Exercise directions => Set down each line of the material that follows, exactly, with no pictures.

Data provided =>

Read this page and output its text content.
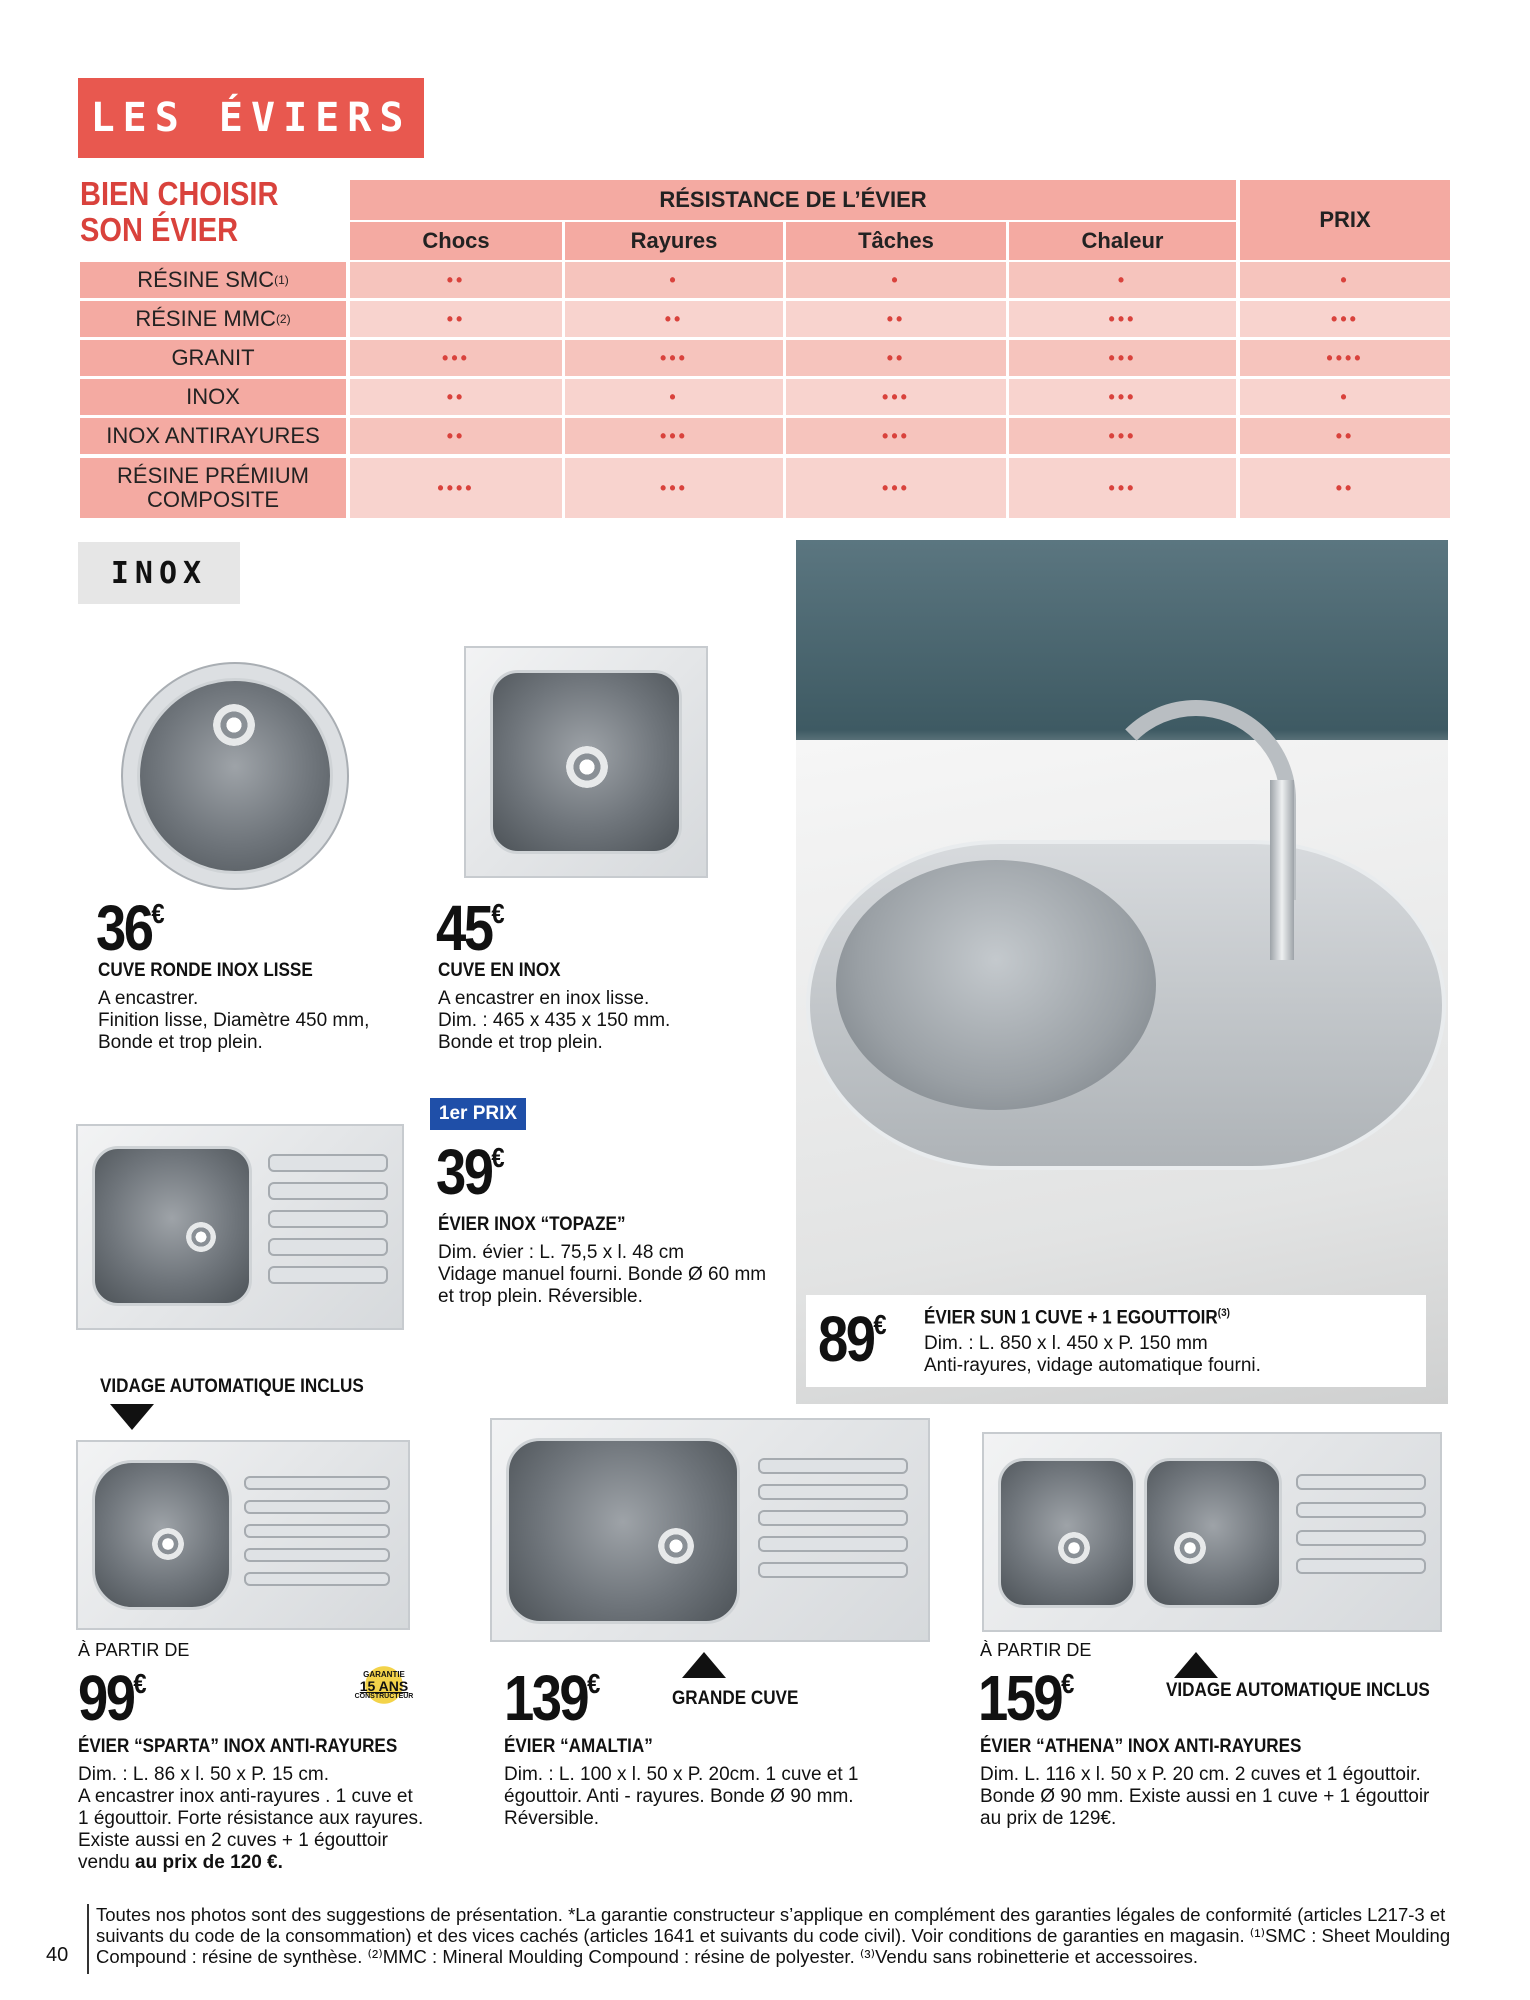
LES ÉVIERS
BIEN CHOISIR SON ÉVIER
RÉSISTANCE DE L’ÉVIER
PRIX
Chocs	Rayures	Tâches	Chaleur
RÉSINE SMC (1)	••	•	•	•	•
RÉSINE MMC (2)	••	••	••	•••	•••
GRANIT	•••	•••	••	•••	••••
INOX	••	•	•••	•••	•
INOX ANTIRAYURES	••	•••	•••	•••	••
RÉSINE PRÉMIUM COMPOSITE	••••	•••	•••	•••	••
INOX
36€
CUVE RONDE INOX LISSE
A encastrer.
Finition lisse, Diamètre 450 mm,
Bonde et trop plein.
45€
CUVE EN INOX
A encastrer en inox lisse.
Dim. : 465 x 435 x 150 mm.
Bonde et trop plein.
1er PRIX
39€
ÉVIER INOX “TOPAZE”
Dim. évier : L. 75,5 x l. 48 cm
Vidage manuel fourni. Bonde Ø 60 mm
et trop plein. Réversible.
89€ ÉVIER SUN 1 CUVE + 1 EGOUTTOIR$^{(3)}$
Dim. : L. 850 x l. 450 x P. 150 mm
Anti-rayures, vidage automatique fourni.
VIDAGE AUTOMATIQUE INCLUS
À PARTIR DE
99€	GARANTIE
15 ANS
CONSTRUCTEUR
ÉVIER “SPARTA” INOX ANTI-RAYURES
Dim. : L. 86 x l. 50 x P. 15 cm.
A encastrer inox anti-rayures . 1 cuve et
1 égouttoir. Forte résistance aux rayures.
Existe aussi en 2 cuves + 1 égouttoir
vendu au prix de 120 €.
139€	GRANDE CUVE
ÉVIER “AMALTIA”
Dim. : L. 100 x l. 50 x P. 20cm. 1 cuve et 1
égouttoir. Anti - rayures. Bonde Ø 90 mm.
Réversible.
À PARTIR DE
159€	VIDAGE AUTOMATIQUE INCLUS
ÉVIER “ATHENA” INOX ANTI-RAYURES
Dim. L. 116 x l. 50 x P. 20 cm. 2 cuves et 1 égouttoir.
Bonde Ø 90 mm. Existe aussi en 1 cuve + 1 égouttoir
au prix de 129€.
40
Toutes nos photos sont des suggestions de présentation. *La garantie constructeur s’applique en complément des garanties légales de conformité (articles L217-3 et
suivants du code de la consommation) et des vices cachés (articles 1641 et suivants du code civil). Voir conditions de garanties en magasin. ⁽¹⁾SMC : Sheet Moulding
Compound : résine de synthèse. ⁽²⁾MMC : Mineral Moulding Compound : résine de polyester. ⁽³⁾Vendu sans robinetterie et accessoires.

Exercise output =>
Read this page and output its text content.
LES ÉVIERS
BIEN CHOISIR SON ÉVIER
RÉSISTANCE DE L’ÉVIER
PRIX
Chocs	Rayures	Tâches	Chaleur
RÉSINE SMC (1)	••	•	•	•	•
RÉSINE MMC (2)	••	••	••	•••	•••
GRANIT	•••	•••	••	•••	••••
INOX	••	•	•••	•••	•
INOX ANTIRAYURES	••	•••	•••	•••	••
RÉSINE PRÉMIUM COMPOSITE	••••	•••	•••	•••	••
INOX
36€
CUVE RONDE INOX LISSE
A encastrer.
Finition lisse, Diamètre 450 mm,
Bonde et trop plein.
45€
CUVE EN INOX
A encastrer en inox lisse.
Dim. : 465 x 435 x 150 mm.
Bonde et trop plein.
1er PRIX
39€
ÉVIER INOX “TOPAZE”
Dim. évier : L. 75,5 x l. 48 cm
Vidage manuel fourni. Bonde Ø 60 mm
et trop plein. Réversible.
89€ ÉVIER SUN 1 CUVE + 1 EGOUTTOIR$^{(3)}$
Dim. : L. 850 x l. 450 x P. 150 mm
Anti-rayures, vidage automatique fourni.
VIDAGE AUTOMATIQUE INCLUS
À PARTIR DE
99€	GARANTIE
15 ANS
CONSTRUCTEUR
ÉVIER “SPARTA” INOX ANTI-RAYURES
Dim. : L. 86 x l. 50 x P. 15 cm.
A encastrer inox anti-rayures . 1 cuve et
1 égouttoir. Forte résistance aux rayures.
Existe aussi en 2 cuves + 1 égouttoir
vendu au prix de 120 €.
139€	GRANDE CUVE
ÉVIER “AMALTIA”
Dim. : L. 100 x l. 50 x P. 20cm. 1 cuve et 1
égouttoir. Anti - rayures. Bonde Ø 90 mm.
Réversible.
À PARTIR DE
159€	VIDAGE AUTOMATIQUE INCLUS
ÉVIER “ATHENA” INOX ANTI-RAYURES
Dim. L. 116 x l. 50 x P. 20 cm. 2 cuves et 1 égouttoir.
Bonde Ø 90 mm. Existe aussi en 1 cuve + 1 égouttoir
au prix de 129€.
40
Toutes nos photos sont des suggestions de présentation. *La garantie constructeur s’applique en complément des garanties légales de conformité (articles L217-3 et
suivants du code de la consommation) et des vices cachés (articles 1641 et suivants du code civil). Voir conditions de garanties en magasin. ⁽¹⁾SMC : Sheet Moulding
Compound : résine de synthèse. ⁽²⁾MMC : Mineral Moulding Compound : résine de polyester. ⁽³⁾Vendu sans robinetterie et accessoires.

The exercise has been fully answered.